> WHAT IS REQUIRED: Find the lines that contain the word "apple" and copy each one.

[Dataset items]
'''
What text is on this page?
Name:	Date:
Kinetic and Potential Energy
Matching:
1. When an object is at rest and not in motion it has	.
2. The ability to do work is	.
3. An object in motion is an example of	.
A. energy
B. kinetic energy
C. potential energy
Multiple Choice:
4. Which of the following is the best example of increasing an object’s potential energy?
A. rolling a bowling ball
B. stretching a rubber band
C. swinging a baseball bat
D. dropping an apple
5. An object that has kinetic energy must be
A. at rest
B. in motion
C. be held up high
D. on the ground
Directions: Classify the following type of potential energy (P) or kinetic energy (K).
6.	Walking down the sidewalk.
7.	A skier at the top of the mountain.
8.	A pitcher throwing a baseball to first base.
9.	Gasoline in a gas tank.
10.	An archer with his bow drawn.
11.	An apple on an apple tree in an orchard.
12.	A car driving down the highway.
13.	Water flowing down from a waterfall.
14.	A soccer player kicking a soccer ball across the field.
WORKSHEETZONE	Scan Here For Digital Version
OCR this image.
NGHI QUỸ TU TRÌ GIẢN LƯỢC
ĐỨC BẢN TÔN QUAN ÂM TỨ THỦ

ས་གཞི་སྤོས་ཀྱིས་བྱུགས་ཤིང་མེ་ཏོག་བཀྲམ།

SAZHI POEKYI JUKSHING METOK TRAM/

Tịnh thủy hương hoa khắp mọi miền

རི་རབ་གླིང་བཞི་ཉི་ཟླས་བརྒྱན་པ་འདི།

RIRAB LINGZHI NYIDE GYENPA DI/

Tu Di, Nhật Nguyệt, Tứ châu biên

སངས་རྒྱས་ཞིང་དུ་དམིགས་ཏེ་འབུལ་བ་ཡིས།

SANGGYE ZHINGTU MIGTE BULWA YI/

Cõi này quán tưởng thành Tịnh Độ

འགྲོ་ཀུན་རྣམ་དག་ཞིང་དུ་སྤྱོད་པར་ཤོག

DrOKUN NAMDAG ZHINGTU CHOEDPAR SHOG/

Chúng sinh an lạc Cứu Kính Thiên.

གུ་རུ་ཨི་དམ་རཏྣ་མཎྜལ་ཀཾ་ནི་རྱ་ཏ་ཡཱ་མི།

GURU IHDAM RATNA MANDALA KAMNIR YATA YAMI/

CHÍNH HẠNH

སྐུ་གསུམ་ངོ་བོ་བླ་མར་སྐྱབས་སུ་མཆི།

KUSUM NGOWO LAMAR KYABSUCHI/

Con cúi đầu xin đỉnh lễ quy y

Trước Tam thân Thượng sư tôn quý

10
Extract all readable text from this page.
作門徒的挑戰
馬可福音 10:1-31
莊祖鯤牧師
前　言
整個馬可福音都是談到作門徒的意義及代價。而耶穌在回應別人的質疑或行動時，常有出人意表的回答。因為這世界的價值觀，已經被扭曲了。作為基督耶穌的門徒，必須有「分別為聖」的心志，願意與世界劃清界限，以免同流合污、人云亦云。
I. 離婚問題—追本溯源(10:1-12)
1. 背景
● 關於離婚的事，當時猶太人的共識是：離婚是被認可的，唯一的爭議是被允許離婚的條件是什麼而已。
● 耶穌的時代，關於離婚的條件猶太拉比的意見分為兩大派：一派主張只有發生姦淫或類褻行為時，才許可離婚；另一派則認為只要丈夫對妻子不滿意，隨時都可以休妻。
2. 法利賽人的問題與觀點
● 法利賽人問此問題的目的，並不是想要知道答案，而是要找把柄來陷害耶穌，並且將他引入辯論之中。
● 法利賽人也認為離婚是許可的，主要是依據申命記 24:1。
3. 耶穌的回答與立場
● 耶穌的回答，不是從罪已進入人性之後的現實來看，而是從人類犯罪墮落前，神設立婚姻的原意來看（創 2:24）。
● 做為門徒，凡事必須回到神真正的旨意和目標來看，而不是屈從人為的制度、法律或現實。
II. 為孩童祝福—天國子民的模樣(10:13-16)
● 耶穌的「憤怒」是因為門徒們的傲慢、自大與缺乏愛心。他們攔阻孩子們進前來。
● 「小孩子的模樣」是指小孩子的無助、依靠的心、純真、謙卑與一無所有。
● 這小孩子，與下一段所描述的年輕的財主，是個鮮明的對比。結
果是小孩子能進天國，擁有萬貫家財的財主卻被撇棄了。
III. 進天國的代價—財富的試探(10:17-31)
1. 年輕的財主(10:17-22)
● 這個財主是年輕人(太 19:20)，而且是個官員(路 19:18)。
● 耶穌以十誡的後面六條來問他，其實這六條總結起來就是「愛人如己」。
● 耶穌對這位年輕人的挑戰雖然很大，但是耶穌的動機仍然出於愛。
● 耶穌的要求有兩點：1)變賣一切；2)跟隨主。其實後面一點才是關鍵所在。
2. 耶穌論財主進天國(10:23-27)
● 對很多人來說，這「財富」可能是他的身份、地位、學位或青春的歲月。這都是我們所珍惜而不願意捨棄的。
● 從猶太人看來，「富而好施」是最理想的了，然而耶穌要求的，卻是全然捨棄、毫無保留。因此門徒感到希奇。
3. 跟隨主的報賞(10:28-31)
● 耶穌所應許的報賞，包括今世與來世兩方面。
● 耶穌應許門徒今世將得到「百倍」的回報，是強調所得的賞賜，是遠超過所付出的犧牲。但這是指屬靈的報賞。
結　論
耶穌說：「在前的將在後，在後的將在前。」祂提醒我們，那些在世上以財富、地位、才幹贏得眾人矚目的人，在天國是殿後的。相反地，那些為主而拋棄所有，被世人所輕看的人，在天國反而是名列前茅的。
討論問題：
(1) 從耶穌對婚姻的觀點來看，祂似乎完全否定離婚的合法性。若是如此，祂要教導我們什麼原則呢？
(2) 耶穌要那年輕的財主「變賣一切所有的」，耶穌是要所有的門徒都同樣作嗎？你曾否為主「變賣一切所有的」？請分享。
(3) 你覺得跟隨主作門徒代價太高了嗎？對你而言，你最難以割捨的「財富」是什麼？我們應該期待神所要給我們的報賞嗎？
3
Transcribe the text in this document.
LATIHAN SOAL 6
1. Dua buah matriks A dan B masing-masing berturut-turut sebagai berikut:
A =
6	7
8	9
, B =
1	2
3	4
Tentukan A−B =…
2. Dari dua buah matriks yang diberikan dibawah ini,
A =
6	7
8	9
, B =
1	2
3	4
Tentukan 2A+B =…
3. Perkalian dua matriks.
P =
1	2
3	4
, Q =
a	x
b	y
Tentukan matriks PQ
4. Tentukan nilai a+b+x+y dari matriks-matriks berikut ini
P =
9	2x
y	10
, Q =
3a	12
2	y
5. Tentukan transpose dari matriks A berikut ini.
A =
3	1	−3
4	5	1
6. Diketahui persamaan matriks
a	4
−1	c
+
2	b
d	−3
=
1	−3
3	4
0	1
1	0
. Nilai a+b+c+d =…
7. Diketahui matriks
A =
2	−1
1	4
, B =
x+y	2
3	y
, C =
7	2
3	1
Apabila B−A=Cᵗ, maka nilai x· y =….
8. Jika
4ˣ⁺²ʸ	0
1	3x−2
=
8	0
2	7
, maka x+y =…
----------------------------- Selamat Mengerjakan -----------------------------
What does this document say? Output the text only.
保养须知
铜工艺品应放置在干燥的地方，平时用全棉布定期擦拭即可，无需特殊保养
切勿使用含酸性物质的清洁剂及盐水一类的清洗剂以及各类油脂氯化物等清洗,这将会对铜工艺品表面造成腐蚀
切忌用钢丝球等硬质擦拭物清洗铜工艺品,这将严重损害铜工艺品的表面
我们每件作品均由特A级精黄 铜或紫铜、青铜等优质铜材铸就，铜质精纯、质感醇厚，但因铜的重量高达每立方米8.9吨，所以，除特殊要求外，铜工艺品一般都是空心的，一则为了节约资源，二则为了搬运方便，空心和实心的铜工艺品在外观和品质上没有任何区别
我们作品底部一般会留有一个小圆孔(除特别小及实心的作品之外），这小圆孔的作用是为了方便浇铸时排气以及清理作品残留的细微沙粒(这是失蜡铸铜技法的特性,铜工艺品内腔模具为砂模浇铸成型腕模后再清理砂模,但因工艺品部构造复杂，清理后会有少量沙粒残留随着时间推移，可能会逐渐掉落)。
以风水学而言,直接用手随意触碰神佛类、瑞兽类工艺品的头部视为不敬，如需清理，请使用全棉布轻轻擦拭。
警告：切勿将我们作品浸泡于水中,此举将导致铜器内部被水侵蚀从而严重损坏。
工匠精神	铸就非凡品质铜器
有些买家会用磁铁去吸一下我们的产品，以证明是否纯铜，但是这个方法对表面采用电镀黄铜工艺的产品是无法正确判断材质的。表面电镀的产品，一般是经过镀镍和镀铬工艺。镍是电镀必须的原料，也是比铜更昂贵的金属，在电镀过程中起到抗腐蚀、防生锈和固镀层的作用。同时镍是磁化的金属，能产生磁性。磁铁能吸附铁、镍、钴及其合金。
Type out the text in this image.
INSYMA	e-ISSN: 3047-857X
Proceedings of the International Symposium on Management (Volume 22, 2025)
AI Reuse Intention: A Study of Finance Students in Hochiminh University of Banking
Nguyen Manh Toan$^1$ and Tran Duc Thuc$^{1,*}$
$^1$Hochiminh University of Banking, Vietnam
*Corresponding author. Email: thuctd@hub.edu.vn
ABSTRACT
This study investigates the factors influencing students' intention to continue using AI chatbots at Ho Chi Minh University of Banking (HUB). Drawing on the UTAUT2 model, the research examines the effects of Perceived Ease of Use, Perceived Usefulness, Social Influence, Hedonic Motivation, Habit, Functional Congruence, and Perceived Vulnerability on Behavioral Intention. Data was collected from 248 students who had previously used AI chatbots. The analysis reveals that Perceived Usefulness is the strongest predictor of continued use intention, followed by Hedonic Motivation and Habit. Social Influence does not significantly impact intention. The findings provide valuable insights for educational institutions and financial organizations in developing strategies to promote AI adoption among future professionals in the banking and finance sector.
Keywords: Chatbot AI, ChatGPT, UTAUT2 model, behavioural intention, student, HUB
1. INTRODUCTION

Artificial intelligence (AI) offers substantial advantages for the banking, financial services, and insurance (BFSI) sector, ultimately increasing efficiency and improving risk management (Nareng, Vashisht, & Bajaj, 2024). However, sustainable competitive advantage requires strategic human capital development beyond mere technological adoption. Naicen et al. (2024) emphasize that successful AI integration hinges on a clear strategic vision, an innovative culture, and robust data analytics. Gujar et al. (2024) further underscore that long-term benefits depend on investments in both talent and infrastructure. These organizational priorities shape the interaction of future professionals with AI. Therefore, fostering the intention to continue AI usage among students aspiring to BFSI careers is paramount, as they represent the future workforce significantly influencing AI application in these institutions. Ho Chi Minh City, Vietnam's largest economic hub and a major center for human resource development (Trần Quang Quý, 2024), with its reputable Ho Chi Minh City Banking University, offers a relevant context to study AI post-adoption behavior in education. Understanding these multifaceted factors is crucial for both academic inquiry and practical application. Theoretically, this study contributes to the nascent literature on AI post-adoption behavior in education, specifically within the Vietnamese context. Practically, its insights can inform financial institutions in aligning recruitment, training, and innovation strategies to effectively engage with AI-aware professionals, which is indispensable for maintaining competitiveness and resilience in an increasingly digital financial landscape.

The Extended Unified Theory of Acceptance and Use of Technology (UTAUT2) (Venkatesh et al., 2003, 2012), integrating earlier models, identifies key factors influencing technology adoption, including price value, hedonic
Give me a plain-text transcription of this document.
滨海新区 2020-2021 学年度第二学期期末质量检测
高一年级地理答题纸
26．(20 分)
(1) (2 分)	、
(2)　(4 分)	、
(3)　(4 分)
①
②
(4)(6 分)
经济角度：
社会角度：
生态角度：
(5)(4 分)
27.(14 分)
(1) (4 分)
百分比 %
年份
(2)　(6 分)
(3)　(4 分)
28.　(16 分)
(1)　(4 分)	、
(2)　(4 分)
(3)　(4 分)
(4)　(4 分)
'''
> SOLUTION TO THE EXERCISE:
D. dropping an apple
11.	An apple on an apple tree in an orchard.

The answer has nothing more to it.